─── Supplied records

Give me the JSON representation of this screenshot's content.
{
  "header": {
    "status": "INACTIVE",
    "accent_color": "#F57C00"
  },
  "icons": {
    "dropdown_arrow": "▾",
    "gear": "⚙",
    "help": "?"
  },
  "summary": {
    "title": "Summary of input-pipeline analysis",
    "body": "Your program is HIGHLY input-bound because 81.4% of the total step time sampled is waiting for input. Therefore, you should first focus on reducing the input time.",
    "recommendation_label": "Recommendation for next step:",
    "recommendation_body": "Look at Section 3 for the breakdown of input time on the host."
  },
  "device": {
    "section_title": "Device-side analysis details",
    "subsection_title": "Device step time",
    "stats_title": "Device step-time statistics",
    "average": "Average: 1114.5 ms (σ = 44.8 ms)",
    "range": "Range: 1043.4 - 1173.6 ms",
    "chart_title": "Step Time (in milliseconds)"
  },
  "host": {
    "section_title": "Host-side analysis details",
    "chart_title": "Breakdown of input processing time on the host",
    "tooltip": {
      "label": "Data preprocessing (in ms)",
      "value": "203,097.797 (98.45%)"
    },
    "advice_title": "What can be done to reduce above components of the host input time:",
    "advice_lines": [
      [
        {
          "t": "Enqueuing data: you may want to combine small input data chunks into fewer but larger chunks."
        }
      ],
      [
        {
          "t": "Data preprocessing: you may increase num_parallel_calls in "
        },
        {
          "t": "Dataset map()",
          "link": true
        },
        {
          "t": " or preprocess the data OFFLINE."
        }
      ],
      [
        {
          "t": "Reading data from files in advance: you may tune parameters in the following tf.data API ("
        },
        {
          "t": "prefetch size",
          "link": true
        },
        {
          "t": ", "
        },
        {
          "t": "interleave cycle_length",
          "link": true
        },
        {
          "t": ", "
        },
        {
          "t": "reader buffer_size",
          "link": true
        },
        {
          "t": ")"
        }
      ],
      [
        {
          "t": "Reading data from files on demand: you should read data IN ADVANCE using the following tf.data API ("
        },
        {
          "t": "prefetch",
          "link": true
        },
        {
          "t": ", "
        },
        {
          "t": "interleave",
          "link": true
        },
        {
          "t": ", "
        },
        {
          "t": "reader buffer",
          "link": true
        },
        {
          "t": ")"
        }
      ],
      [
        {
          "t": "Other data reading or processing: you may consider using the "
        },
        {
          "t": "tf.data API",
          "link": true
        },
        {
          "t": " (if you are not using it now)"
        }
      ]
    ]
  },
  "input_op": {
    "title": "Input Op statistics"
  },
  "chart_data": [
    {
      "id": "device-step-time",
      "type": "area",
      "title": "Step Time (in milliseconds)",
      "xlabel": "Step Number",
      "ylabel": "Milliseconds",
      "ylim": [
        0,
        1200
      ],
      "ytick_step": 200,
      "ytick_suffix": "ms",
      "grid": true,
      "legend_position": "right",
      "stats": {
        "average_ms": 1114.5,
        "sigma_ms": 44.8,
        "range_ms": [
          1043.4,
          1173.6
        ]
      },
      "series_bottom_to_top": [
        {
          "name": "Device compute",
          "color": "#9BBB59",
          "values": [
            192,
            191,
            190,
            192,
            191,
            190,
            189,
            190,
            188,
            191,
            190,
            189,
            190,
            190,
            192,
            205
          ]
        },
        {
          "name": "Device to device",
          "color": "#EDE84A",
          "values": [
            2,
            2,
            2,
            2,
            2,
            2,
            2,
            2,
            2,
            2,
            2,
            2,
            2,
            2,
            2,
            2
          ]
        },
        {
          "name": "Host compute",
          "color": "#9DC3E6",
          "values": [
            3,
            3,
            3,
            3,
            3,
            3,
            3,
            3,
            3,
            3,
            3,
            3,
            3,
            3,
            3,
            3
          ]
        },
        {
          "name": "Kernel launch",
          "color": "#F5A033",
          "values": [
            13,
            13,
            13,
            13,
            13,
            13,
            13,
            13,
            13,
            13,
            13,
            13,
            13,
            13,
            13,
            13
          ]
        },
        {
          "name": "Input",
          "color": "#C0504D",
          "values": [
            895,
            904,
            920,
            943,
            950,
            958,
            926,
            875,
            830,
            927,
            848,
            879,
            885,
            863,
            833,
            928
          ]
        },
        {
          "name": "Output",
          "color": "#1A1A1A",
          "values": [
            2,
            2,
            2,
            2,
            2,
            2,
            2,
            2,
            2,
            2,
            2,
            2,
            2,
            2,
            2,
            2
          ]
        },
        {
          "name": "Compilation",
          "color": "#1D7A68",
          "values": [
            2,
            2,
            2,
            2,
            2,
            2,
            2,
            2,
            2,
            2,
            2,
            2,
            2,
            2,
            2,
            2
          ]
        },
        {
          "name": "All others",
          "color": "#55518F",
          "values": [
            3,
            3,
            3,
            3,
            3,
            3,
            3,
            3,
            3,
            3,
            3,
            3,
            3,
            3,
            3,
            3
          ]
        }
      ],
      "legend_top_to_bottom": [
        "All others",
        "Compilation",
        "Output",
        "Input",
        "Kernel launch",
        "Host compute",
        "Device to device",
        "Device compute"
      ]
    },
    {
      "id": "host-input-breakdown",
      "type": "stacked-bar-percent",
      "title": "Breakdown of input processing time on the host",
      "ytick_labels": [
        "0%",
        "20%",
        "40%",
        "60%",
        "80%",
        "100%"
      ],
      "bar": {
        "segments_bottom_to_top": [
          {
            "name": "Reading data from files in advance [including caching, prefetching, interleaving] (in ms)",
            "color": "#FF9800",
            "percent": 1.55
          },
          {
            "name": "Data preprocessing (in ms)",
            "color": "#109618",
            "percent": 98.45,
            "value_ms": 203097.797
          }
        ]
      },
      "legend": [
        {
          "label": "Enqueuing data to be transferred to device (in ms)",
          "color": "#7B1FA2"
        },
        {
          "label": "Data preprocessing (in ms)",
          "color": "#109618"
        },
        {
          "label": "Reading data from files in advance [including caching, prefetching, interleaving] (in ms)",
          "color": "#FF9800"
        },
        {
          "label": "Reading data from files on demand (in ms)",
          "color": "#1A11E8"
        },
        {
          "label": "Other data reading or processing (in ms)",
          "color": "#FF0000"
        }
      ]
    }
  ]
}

──────

▶ [What to do] Each line of the listing should be copied exactly.

▶ [Exercise solution]
Give me the JSON representation of this screenshot's content.
{
  "header": {
    "status": "INACTIVE",
    "accent_color": "#F57C00"
  },
  "icons": {
    "dropdown_arrow": "▾",
    "gear": "⚙",
    "help": "?"
  },
  "summary": {
    "title": "Summary of input-pipeline analysis",
    "body": "Your program is HIGHLY input-bound because 81.4% of the total step time sampled is waiting for input. Therefore, you should first focus on reducing the input time.",
    "recommendation_label": "Recommendation for next step:",
    "recommendation_body": "Look at Section 3 for the breakdown of input time on the host."
  },
  "device": {
    "section_title": "Device-side analysis details",
    "subsection_title": "Device step time",
    "stats_title": "Device step-time statistics",
    "average": "Average: 1114.5 ms (σ = 44.8 ms)",
    "range": "Range: 1043.4 - 1173.6 ms",
    "chart_title": "Step Time (in milliseconds)"
  },
  "host": {
    "section_title": "Host-side analysis details",
    "chart_title": "Breakdown of input processing time on the host",
    "tooltip": {
      "label": "Data preprocessing (in ms)",
      "value": "203,097.797 (98.45%)"
    },
    "advice_title": "What can be done to reduce above components of the host input time:",
    "advice_lines": [
      [
        {
          "t": "Enqueuing data: you may want to combine small input data chunks into fewer but larger chunks."
        }
      ],
      [
        {
          "t": "Data preprocessing: you may increase num_parallel_calls in "
        },
        {
          "t": "Dataset map()",
          "link": true
        },
        {
          "t": " or preprocess the data OFFLINE."
        }
      ],
      [
        {
          "t": "Reading data from files in advance: you may tune parameters in the following tf.data API ("
        },
        {
          "t": "prefetch size",
          "link": true
        },
        {
          "t": ", "
        },
        {
          "t": "interleave cycle_length",
          "link": true
        },
        {
          "t": ", "
        },
        {
          "t": "reader buffer_size",
          "link": true
        },
        {
          "t": ")"
        }
      ],
      [
        {
          "t": "Reading data from files on demand: you should read data IN ADVANCE using the following tf.data API ("
        },
        {
          "t": "prefetch",
          "link": true
        },
        {
          "t": ", "
        },
        {
          "t": "interleave",
          "link": true
        },
        {
          "t": ", "
        },
        {
          "t": "reader buffer",
          "link": true
        },
        {
          "t": ")"
        }
      ],
      [
        {
          "t": "Other data reading or processing: you may consider using the "
        },
        {
          "t": "tf.data API",
          "link": true
        },
        {
          "t": " (if you are not using it now)"
        }
      ]
    ]
  },
  "input_op": {
    "title": "Input Op statistics"
  },
  "chart_data": [
    {
      "id": "device-step-time",
      "type": "area",
      "title": "Step Time (in milliseconds)",
      "xlabel": "Step Number",
      "ylabel": "Milliseconds",
      "ylim": [
        0,
        1200
      ],
      "ytick_step": 200,
      "ytick_suffix": "ms",
      "grid": true,
      "legend_position": "right",
      "stats": {
        "average_ms": 1114.5,
        "sigma_ms": 44.8,
        "range_ms": [
          1043.4,
          1173.6
        ]
      },
      "series_bottom_to_top": [
        {
          "name": "Device compute",
          "color": "#9BBB59",
          "values": [
            192,
            191,
            190,
            192,
            191,
            190,
            189,
            190,
            188,
            191,
            190,
            189,
            190,
            190,
            192,
            205
          ]
        },
        {
          "name": "Device to device",
          "color": "#EDE84A",
          "values": [
            2,
            2,
            2,
            2,
            2,
            2,
            2,
            2,
            2,
            2,
            2,
            2,
            2,
            2,
            2,
            2
          ]
        },
        {
          "name": "Host compute",
          "color": "#9DC3E6",
          "values": [
            3,
            3,
            3,
            3,
            3,
            3,
            3,
            3,
            3,
            3,
            3,
            3,
            3,
            3,
            3,
            3
          ]
        },
        {
          "name": "Kernel launch",
          "color": "#F5A033",
          "values": [
            13,
            13,
            13,
            13,
            13,
            13,
            13,
            13,
            13,
            13,
            13,
            13,
            13,
            13,
            13,
            13
          ]
        },
        {
          "name": "Input",
          "color": "#C0504D",
          "values": [
            895,
            904,
            920,
            943,
            950,
            958,
            926,
            875,
            830,
            927,
            848,
            879,
            885,
            863,
            833,
            928
          ]
        },
        {
          "name": "Output",
          "color": "#1A1A1A",
          "values": [
            2,
            2,
            2,
            2,
            2,
            2,
            2,
            2,
            2,
            2,
            2,
            2,
            2,
            2,
            2,
            2
          ]
        },
        {
          "name": "Compilation",
          "color": "#1D7A68",
          "values": [
            2,
            2,
            2,
            2,
            2,
            2,
            2,
            2,
            2,
            2,
            2,
            2,
            2,
            2,
            2,
            2
          ]
        },
        {
          "name": "All others",
          "color": "#55518F",
          "values": [
            3,
            3,
            3,
            3,
            3,
            3,
            3,
            3,
            3,
            3,
            3,
            3,
            3,
            3,
            3,
            3
          ]
        }
      ],
      "legend_top_to_bottom": [
        "All others",
        "Compilation",
        "Output",
        "Input",
        "Kernel launch",
        "Host compute",
        "Device to device",
        "Device compute"
      ]
    },
    {
      "id": "host-input-breakdown",
      "type": "stacked-bar-percent",
      "title": "Breakdown of input processing time on the host",
      "ytick_labels": [
        "0%",
        "20%",
        "40%",
        "60%",
        "80%",
        "100%"
      ],
      "bar": {
        "segments_bottom_to_top": [
          {
            "name": "Reading data from files in advance [including caching, prefetching, interleaving] (in ms)",
            "color": "#FF9800",
            "percent": 1.55
          },
          {
            "name": "Data preprocessing (in ms)",
            "color": "#109618",
            "percent": 98.45,
            "value_ms": 203097.797
          }
        ]
      },
      "legend": [
        {
          "label": "Enqueuing data to be transferred to device (in ms)",
          "color": "#7B1FA2"
        },
        {
          "label": "Data preprocessing (in ms)",
          "color": "#109618"
        },
        {
          "label": "Reading data from files in advance [including caching, prefetching, interleaving] (in ms)",
          "color": "#FF9800"
        },
        {
          "label": "Reading data from files on demand (in ms)",
          "color": "#1A11E8"
        },
        {
          "label": "Other data reading or processing (in ms)",
          "color": "#FF0000"
        }
      ]
    }
  ]
}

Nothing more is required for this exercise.